* _REQUIREMENT_: Gather every line holding the string "Cube".
········
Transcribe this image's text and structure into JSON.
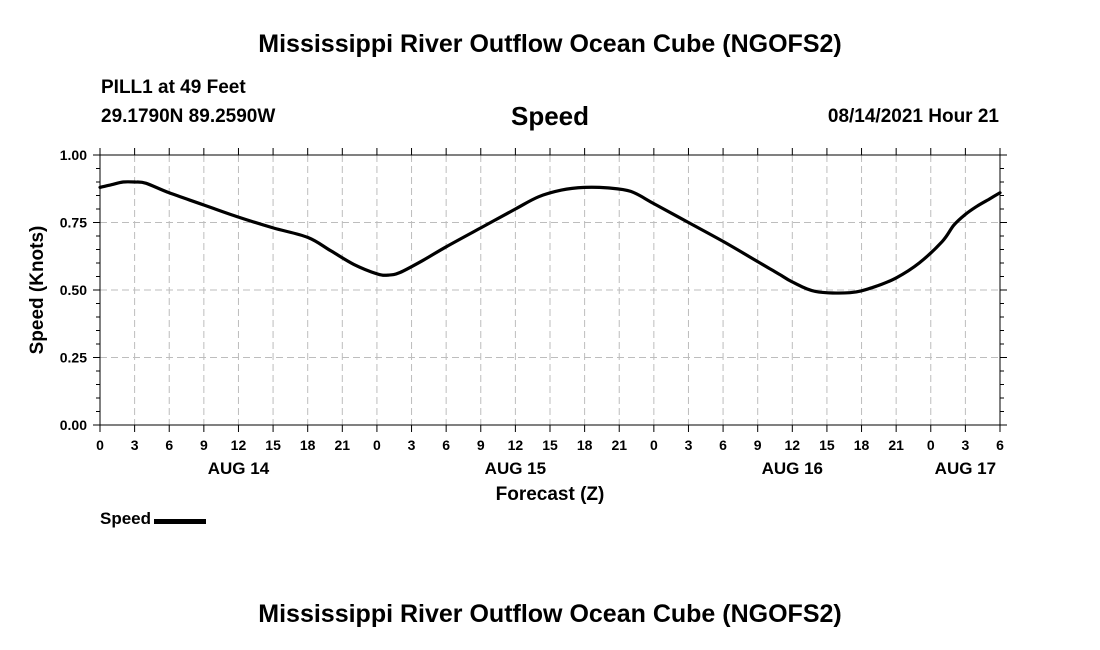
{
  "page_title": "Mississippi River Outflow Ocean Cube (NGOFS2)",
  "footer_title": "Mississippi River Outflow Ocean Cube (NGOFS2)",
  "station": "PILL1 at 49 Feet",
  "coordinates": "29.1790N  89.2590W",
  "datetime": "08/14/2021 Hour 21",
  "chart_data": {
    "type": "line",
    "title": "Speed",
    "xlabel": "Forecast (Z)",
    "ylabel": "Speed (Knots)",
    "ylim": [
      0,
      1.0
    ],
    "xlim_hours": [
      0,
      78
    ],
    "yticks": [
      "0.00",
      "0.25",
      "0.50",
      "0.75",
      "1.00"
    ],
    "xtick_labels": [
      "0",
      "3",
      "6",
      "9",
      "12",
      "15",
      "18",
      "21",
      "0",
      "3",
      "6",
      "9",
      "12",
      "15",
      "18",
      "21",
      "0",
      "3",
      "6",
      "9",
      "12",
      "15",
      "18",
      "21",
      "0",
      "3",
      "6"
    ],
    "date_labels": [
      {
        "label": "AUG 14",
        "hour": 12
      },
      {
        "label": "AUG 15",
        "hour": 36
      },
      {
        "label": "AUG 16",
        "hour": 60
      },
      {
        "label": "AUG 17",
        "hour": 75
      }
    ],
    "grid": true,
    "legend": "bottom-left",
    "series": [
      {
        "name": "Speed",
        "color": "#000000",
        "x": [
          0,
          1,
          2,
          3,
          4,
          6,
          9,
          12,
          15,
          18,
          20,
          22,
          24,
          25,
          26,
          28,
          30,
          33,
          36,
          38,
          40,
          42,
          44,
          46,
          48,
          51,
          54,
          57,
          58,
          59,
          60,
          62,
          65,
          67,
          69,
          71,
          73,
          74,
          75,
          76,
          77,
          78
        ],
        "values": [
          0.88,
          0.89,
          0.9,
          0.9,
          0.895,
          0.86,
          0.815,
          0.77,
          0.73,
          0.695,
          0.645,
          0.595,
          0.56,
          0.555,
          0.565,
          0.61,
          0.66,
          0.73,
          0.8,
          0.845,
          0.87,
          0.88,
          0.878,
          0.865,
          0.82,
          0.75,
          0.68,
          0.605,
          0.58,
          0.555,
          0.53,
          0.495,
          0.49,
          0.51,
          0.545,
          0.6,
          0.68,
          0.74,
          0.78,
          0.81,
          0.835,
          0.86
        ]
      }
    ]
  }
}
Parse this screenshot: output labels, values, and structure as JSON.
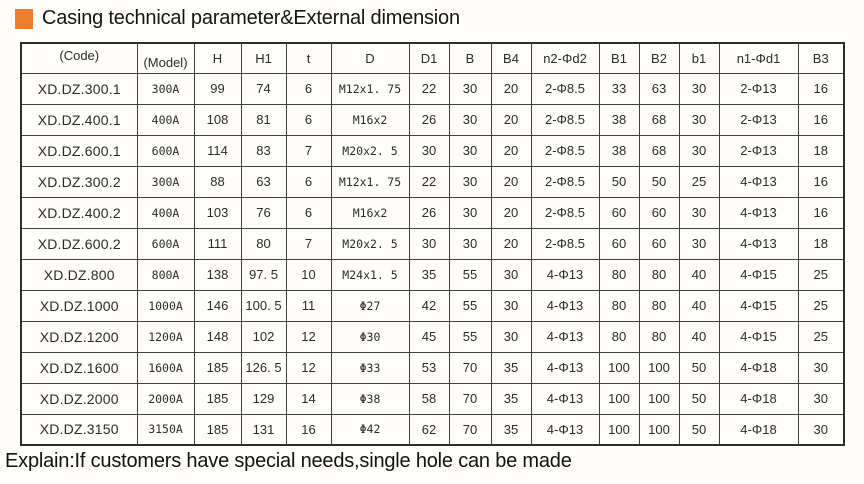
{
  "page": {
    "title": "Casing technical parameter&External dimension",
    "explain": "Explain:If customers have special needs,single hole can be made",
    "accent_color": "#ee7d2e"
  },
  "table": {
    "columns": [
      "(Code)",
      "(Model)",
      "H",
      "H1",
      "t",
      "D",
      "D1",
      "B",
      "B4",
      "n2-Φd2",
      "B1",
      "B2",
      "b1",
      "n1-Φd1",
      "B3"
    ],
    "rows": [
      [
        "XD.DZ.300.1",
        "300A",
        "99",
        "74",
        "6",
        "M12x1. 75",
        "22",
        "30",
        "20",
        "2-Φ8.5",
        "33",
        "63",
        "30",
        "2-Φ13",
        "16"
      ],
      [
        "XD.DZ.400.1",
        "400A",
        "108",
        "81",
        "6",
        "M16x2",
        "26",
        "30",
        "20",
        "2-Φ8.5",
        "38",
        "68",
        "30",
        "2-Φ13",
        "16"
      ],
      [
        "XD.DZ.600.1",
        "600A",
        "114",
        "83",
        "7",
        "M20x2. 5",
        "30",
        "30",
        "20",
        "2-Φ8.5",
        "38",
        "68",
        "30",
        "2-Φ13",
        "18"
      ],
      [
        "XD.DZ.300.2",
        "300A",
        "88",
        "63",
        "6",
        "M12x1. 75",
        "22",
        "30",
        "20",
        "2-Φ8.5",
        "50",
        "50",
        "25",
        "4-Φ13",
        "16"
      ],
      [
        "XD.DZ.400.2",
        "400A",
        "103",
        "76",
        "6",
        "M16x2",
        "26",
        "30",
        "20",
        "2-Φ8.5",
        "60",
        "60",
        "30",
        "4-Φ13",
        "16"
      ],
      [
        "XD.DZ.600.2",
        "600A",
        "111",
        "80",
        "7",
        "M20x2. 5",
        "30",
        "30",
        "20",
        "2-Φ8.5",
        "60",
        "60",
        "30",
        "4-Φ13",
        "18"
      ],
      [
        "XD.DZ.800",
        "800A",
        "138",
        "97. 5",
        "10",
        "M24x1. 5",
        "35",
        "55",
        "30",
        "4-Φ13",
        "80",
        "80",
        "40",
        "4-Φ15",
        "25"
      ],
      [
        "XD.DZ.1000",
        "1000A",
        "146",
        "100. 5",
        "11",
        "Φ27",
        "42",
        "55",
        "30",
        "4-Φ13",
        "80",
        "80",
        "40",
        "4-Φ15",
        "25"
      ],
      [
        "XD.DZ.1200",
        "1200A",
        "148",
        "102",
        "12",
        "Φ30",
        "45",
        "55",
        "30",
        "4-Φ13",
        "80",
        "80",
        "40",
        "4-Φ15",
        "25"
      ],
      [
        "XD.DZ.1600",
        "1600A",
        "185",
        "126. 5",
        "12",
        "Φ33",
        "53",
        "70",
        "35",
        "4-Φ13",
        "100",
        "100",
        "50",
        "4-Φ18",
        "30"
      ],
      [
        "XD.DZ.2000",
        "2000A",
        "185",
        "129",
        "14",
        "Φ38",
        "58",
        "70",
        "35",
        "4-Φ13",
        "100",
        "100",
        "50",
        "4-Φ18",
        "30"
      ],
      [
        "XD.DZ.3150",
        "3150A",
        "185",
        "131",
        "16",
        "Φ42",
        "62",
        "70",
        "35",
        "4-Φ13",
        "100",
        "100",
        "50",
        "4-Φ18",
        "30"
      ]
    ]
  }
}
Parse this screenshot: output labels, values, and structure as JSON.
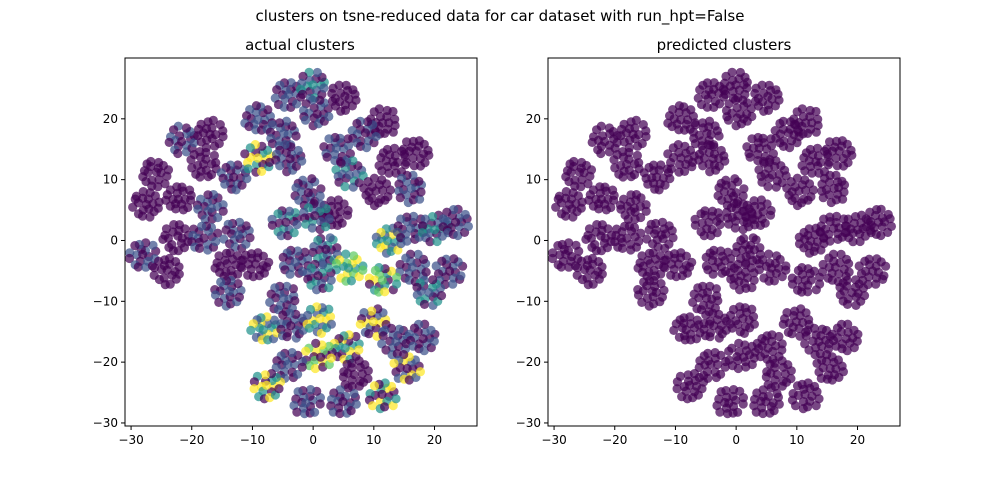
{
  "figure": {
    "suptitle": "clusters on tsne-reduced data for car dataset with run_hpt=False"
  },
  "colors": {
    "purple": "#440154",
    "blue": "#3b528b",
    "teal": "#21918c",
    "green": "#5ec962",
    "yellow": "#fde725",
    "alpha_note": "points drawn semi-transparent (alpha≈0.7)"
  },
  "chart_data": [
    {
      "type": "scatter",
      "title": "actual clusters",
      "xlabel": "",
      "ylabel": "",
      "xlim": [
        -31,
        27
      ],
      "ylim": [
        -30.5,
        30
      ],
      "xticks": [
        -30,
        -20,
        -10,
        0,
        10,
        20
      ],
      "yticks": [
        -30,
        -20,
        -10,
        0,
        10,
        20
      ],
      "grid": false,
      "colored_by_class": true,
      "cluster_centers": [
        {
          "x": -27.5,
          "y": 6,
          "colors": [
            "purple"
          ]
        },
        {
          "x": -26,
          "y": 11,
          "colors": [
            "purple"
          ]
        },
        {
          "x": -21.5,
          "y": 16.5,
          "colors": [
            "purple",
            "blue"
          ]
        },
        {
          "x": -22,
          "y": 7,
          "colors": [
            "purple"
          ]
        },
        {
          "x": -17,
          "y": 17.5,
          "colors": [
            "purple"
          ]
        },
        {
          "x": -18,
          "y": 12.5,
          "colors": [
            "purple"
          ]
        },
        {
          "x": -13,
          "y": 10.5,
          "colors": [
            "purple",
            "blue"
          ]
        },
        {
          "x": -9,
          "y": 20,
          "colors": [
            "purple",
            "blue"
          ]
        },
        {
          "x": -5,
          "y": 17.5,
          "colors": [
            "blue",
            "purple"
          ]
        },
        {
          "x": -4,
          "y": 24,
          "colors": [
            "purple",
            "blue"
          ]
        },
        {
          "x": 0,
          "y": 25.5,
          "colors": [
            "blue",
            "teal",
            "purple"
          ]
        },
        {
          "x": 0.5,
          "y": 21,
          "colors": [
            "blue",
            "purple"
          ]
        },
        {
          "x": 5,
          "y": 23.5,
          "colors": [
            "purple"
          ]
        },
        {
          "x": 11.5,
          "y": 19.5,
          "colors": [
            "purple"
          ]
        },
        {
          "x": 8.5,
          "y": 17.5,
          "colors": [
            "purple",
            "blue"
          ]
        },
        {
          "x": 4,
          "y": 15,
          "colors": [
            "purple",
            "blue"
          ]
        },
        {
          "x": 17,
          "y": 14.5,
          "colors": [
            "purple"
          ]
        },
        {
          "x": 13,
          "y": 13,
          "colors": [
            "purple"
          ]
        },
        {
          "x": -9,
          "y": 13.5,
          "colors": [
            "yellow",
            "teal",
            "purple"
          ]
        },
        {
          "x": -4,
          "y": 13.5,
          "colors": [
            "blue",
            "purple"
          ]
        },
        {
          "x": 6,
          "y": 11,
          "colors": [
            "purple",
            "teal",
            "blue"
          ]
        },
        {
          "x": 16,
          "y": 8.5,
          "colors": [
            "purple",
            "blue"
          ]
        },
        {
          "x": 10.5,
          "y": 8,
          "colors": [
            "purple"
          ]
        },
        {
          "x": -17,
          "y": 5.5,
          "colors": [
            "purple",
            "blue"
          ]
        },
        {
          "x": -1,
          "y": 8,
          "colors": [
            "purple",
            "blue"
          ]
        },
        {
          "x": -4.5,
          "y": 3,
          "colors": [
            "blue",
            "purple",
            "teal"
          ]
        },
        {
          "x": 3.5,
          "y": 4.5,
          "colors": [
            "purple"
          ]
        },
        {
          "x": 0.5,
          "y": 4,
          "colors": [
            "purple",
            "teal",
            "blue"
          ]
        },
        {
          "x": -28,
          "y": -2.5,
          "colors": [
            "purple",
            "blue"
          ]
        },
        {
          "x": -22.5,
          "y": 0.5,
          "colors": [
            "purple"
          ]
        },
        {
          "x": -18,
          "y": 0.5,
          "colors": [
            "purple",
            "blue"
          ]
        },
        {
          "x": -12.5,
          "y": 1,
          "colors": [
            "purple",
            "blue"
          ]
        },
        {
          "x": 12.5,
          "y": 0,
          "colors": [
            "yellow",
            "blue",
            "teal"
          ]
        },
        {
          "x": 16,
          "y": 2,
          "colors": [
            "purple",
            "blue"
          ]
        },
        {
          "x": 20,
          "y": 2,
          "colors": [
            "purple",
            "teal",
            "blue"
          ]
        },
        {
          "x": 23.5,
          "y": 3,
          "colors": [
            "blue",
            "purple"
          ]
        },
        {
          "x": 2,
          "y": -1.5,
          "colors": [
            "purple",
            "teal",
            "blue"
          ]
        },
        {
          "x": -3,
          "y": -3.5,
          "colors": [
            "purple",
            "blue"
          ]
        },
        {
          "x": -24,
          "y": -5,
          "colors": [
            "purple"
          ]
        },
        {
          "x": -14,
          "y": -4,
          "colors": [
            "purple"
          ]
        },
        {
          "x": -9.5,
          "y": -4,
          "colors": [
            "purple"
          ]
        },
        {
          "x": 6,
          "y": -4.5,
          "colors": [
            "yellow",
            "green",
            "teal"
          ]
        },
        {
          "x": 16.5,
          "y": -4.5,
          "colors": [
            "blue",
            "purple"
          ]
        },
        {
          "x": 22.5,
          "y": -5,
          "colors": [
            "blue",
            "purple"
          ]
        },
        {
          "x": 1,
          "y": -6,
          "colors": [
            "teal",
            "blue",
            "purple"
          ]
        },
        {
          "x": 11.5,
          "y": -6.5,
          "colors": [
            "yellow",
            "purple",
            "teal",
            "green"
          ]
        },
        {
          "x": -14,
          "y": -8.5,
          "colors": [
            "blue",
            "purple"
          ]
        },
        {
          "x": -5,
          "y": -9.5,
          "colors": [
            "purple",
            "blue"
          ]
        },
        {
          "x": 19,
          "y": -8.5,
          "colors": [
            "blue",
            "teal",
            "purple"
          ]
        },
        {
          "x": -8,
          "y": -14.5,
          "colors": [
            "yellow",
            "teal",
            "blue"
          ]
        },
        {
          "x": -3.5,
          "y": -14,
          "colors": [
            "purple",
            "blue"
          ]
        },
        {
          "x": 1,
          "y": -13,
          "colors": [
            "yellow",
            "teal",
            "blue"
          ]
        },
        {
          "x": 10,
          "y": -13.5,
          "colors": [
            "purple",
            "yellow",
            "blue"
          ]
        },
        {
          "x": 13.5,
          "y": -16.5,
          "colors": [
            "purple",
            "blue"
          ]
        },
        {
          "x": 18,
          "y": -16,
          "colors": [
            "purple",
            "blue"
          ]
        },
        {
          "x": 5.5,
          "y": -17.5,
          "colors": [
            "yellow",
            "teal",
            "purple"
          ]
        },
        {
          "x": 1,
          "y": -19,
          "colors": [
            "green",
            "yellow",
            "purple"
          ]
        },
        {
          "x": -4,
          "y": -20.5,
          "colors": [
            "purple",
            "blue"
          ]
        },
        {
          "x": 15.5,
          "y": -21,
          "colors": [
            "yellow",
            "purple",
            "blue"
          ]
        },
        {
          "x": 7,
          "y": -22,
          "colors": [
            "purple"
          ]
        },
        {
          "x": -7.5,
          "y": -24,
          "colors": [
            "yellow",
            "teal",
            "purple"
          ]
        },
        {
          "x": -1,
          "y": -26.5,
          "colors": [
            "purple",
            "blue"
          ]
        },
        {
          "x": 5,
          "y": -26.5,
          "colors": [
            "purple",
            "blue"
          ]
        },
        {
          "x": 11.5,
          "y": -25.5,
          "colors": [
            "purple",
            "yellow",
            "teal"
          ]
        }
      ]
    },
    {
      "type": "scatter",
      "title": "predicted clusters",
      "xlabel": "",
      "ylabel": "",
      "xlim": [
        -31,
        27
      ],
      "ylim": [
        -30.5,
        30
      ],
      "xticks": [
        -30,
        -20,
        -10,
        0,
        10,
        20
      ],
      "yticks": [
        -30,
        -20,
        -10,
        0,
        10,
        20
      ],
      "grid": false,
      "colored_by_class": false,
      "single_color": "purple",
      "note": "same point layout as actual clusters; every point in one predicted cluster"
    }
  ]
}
········
* _FINAL RESULT_:
  "page_title": "Mississippi River Outflow Ocean Cube (NGOFS2)",
  "footer_title": "Mississippi River Outflow Ocean Cube (NGOFS2)",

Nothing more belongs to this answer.